The problem —
Select every line holding the word "time" and copy it.
___ Records to process ___
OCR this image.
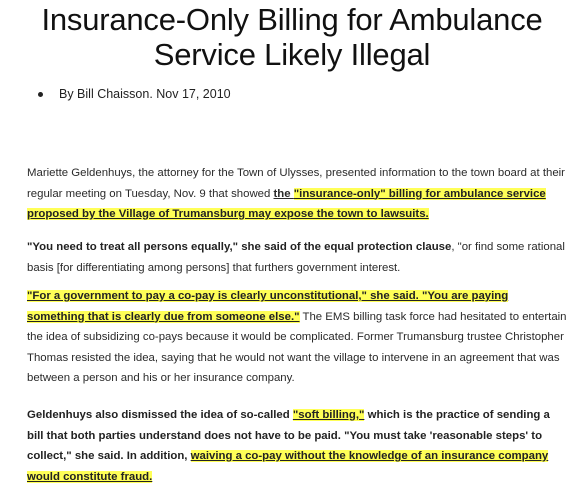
Insurance-Only Billing for Ambulance Service Likely Illegal
By Bill Chaisson. Nov 17, 2010

Mariette Geldenhuys, the attorney for the Town of Ulysses, presented information to the town board at their regular meeting on Tuesday, Nov. 9 that showed the "insurance-only" billing for ambulance service proposed by the Village of Trumansburg may expose the town to lawsuits.

"You need to treat all persons equally," she said of the equal protection clause, "or find some rational basis [for differentiating among persons] that furthers government interest.

"For a government to pay a co-pay is clearly unconstitutional," she said. "You are paying something that is clearly due from someone else." The EMS billing task force had hesitated to entertain the idea of subsidizing co-pays because it would be complicated. Former Trumansburg trustee Christopher Thomas resisted the idea, saying that he would not want the village to intervene in an agreement that was between a person and his or her insurance company.

Geldenhuys also dismissed the idea of so-called "soft billing," which is the practice of sending a bill that both parties understand does not have to be paid. "You must take 'reasonable steps' to collect," she said. In addition, waiving a co-pay without the knowledge of an insurance company would constitute fraud.
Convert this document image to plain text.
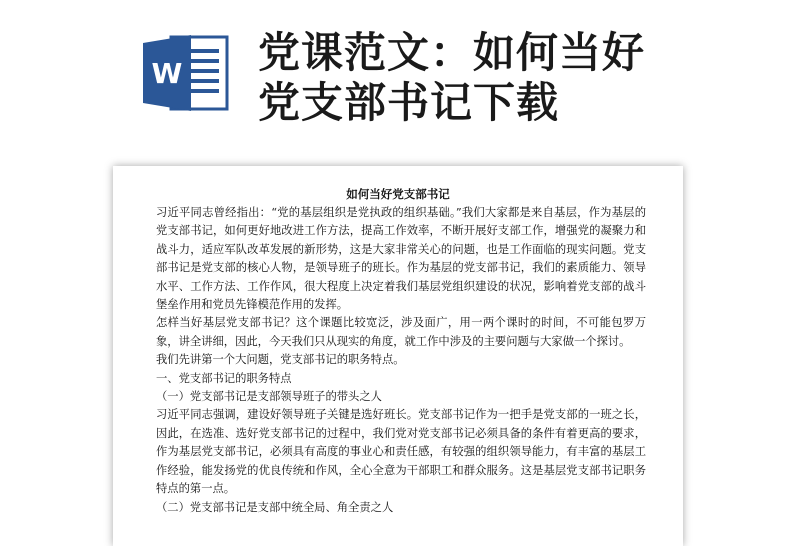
W 党课范文：如何当好
党支部书记下载
如何当好党支部书记

习近平同志曾经指出：“党的基层组织是党执政的组织基础。”我们大家都是来自基层，作为基层的党支部书记，如何更好地改进工作方法，提高工作效率，不断开展好支部工作，增强党的凝聚力和战斗力，适应军队改革发展的新形势，这是大家非常关心的问题，也是工作面临的现实问题。党支部书记是党支部的核心人物，是领导班子的班长。作为基层的党支部书记，我们的素质能力、领导水平、工作方法、工作作风，很大程度上决定着我们基层党组织建设的状况，影响着党支部的战斗堡垒作用和党员先锋模范作用的发挥。

怎样当好基层党支部书记？这个课题比较宽泛，涉及面广，用一两个课时的时间，不可能包罗万象，讲全讲细，因此，今天我们只从现实的角度，就工作中涉及的主要问题与大家做一个探讨。

我们先讲第一个大问题，党支部书记的职务特点。

一、党支部书记的职务特点

（一）党支部书记是支部领导班子的带头之人

习近平同志强调，建设好领导班子关键是选好班长。党支部书记作为一把手是党支部的一班之长，因此，在选准、选好党支部书记的过程中，我们党对党支部书记必须具备的条件有着更高的要求，作为基层党支部书记，必须具有高度的事业心和责任感，有较强的组织领导能力，有丰富的基层工作经验，能发扬党的优良传统和作风，全心全意为干部职工和群众服务。这是基层党支部书记职务特点的第一点。

（二）党支部书记是支部中统全局、角全责之人
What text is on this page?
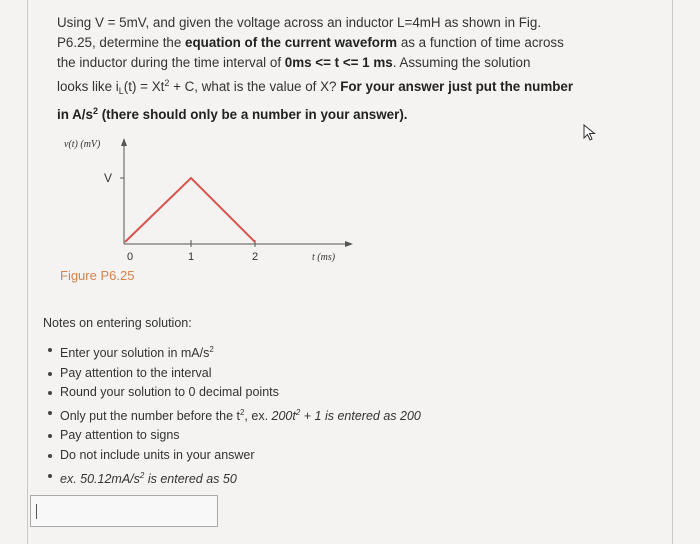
Using V = 5mV, and given the voltage across an inductor L=4mH as shown in Fig.
P6.25, determine the equation of the current waveform as a function of time across
the inductor during the time interval of 0ms <= t <= 1 ms. Assuming the solution
looks like $i_L(t) = Xt^2 + C$, what is the value of X? For your answer just put the number
in $A/s^2$ (there should only be a number in your answer).
v(t) (mV)
V
0	1	2	t (ms)
Figure P6.25
Notes on entering solution:
Enter your solution in $mA/s^2$
Pay attention to the interval
Round your solution to 0 decimal points
Only put the number before the $t^2$, ex. $200t^2 + 1$ is entered as 200
Pay attention to signs
Do not include units in your answer
ex. $50.12mA/s^2$ is entered as 50
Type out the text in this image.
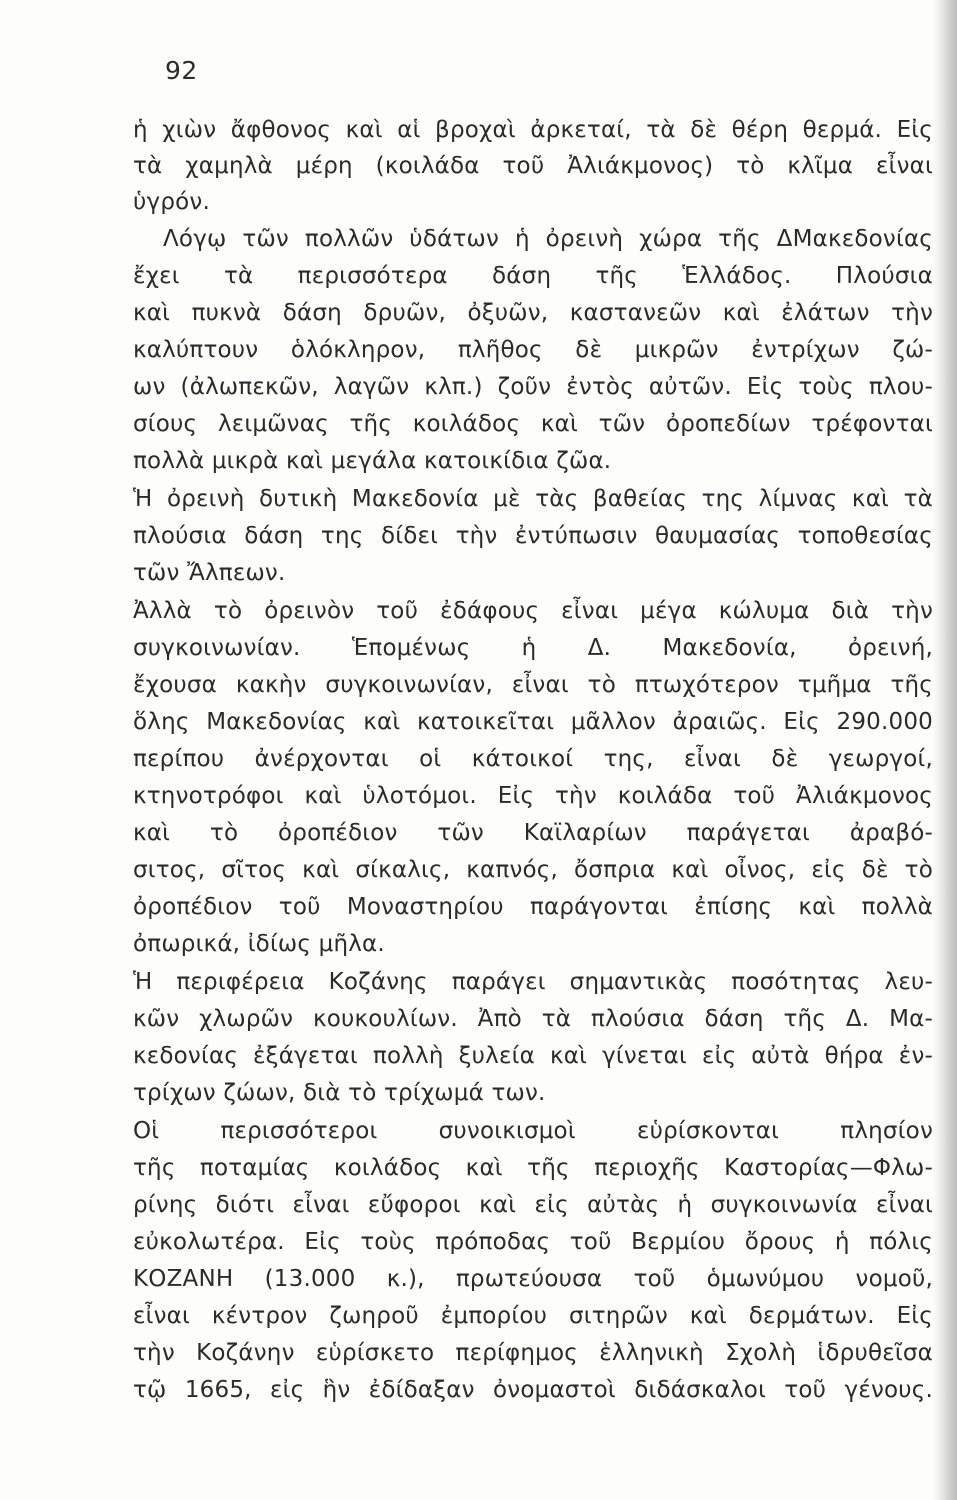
92
ἡ χιὼν ἄφθονος καὶ αἱ βροχαὶ ἀρκεταί, τὰ δὲ θέρη θερμά. Εἰς
τὰ χαμηλὰ μέρη (κοιλάδα τοῦ Ἀλιάκμονος) τὸ κλῖμα εἶναι
ὑγρόν.
Λόγῳ τῶν πολλῶν ὑδάτων ἡ ὀρεινὴ χώρα τῆς ΔΜακεδονίας
ἔχει τὰ περισσότερα δάση τῆς Ἑλλάδος. Πλούσια
καὶ πυκνὰ δάση δρυῶν, ὀξυῶν, καστανεῶν καὶ ἐλάτων τὴν
καλύπτουν ὁλόκληρον, πλῆθος δὲ μικρῶν ἐντρίχων ζώ-
ων (ἀλωπεκῶν, λαγῶν κλπ.) ζοῦν ἐντὸς αὐτῶν. Εἰς τοὺς πλου-
σίους λειμῶνας τῆς κοιλάδος καὶ τῶν ὀροπεδίων τρέφονται
πολλὰ μικρὰ καὶ μεγάλα κατοικίδια ζῶα.
Ἡ ὀρεινὴ δυτικὴ Μακεδονία μὲ τὰς βαθείας της λίμνας καὶ τὰ
πλούσια δάση της δίδει τὴν ἐντύπωσιν θαυμασίας τοποθεσίας
τῶν Ἄλπεων.
Ἀλλὰ τὸ ὀρεινὸν τοῦ ἐδάφους εἶναι μέγα κώλυμα διὰ τὴν
συγκοινωνίαν. Ἑπομένως ἡ Δ. Μακεδονία, ὀρεινή,
ἔχουσα κακὴν συγκοινωνίαν, εἶναι τὸ πτωχότερον τμῆμα τῆς
ὅλης Μακεδονίας καὶ κατοικεῖται μᾶλλον ἀραιῶς. Εἰς 290.000
περίπου ἀνέρχονται οἱ κάτοικοί της, εἶναι δὲ γεωργοί,
κτηνοτρόφοι καὶ ὑλοτόμοι. Εἰς τὴν κοιλάδα τοῦ Ἀλιάκμονος
καὶ τὸ ὀροπέδιον τῶν Καϊλαρίων παράγεται ἀραβό-
σιτος, σῖτος καὶ σίκαλις, καπνός, ὄσπρια καὶ οἶνος, εἰς δὲ τὸ
ὀροπέδιον τοῦ Μοναστηρίου παράγονται ἐπίσης καὶ πολλὰ
ὀπωρικά, ἰδίως μῆλα.
Ἡ περιφέρεια Κοζάνης παράγει σημαντικὰς ποσότητας λευ-
κῶν χλωρῶν κουκουλίων. Ἀπὸ τὰ πλούσια δάση τῆς Δ. Μα-
κεδονίας ἐξάγεται πολλὴ ξυλεία καὶ γίνεται εἰς αὐτὰ θήρα ἐν-
τρίχων ζώων, διὰ τὸ τρίχωμά των.
Οἱ περισσότεροι συνοικισμοὶ εὑρίσκονται πλησίον
τῆς ποταμίας κοιλάδος καὶ τῆς περιοχῆς Καστορίας—Φλω-
ρίνης διότι εἶναι εὔφοροι καὶ εἰς αὐτὰς ἡ συγκοινωνία εἶναι
εὐκολωτέρα. Εἰς τοὺς πρόποδας τοῦ Βερμίου ὄρους ἡ πόλις
ΚΟΖΑΝΗ (13.000 κ.), πρωτεύουσα τοῦ ὁμωνύμου νομοῦ,
εἶναι κέντρον ζωηροῦ ἐμπορίου σιτηρῶν καὶ δερμάτων. Εἰς
τὴν Κοζάνην εὑρίσκετο περίφημος ἑλληνικὴ Σχολὴ ἱδρυθεῖσα
τῷ 1665, εἰς ἣν ἐδίδαξαν ὀνομαστοὶ διδάσκαλοι τοῦ γένους.
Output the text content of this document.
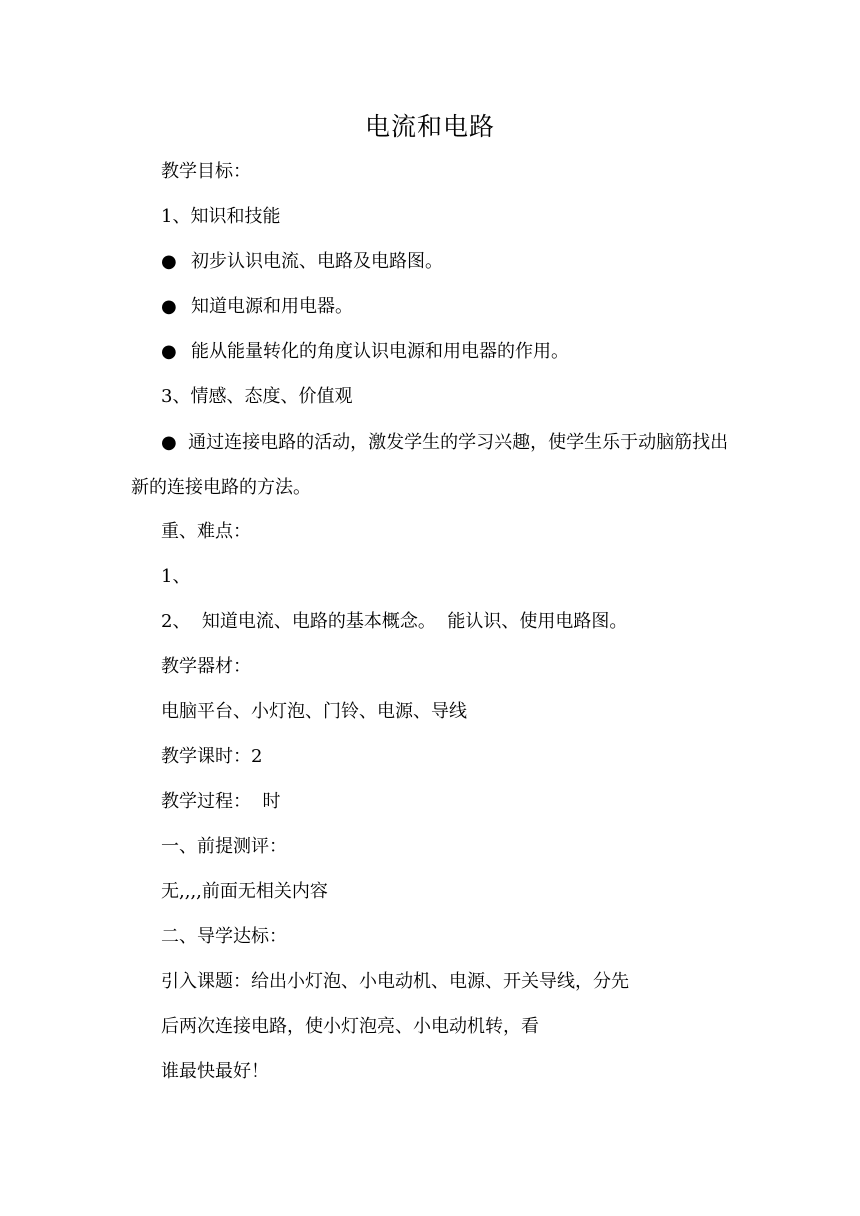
电流和电路
教学目标：
1、知识和技能
● 初步认识电流、电路及电路图。
● 知道电源和用电器。
● 能从能量转化的角度认识电源和用电器的作用。
3、情感、态度、价值观
● 通过连接电路的活动，激发学生的学习兴趣，使学生乐于动脑筋找出新的连接电路的方法。
重、难点：
1、
2、  知道电流、电路的基本概念。  能认识、使用电路图。
教学器材：
电脑平台、小灯泡、门铃、电源、导线
教学课时：2
教学过程：  时
一、前提测评：
无,,,,前面无相关内容
二、导学达标：
引入课题：给出小灯泡、小电动机、电源、开关导线，分先
后两次连接电路，使小灯泡亮、小电动机转，看
谁最快最好！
___
Solution to this problem —
P6.25, determine the equation of the current waveform as a function of time across
the inductor during the time interval of 0ms <= t <= 1 ms. Assuming the solution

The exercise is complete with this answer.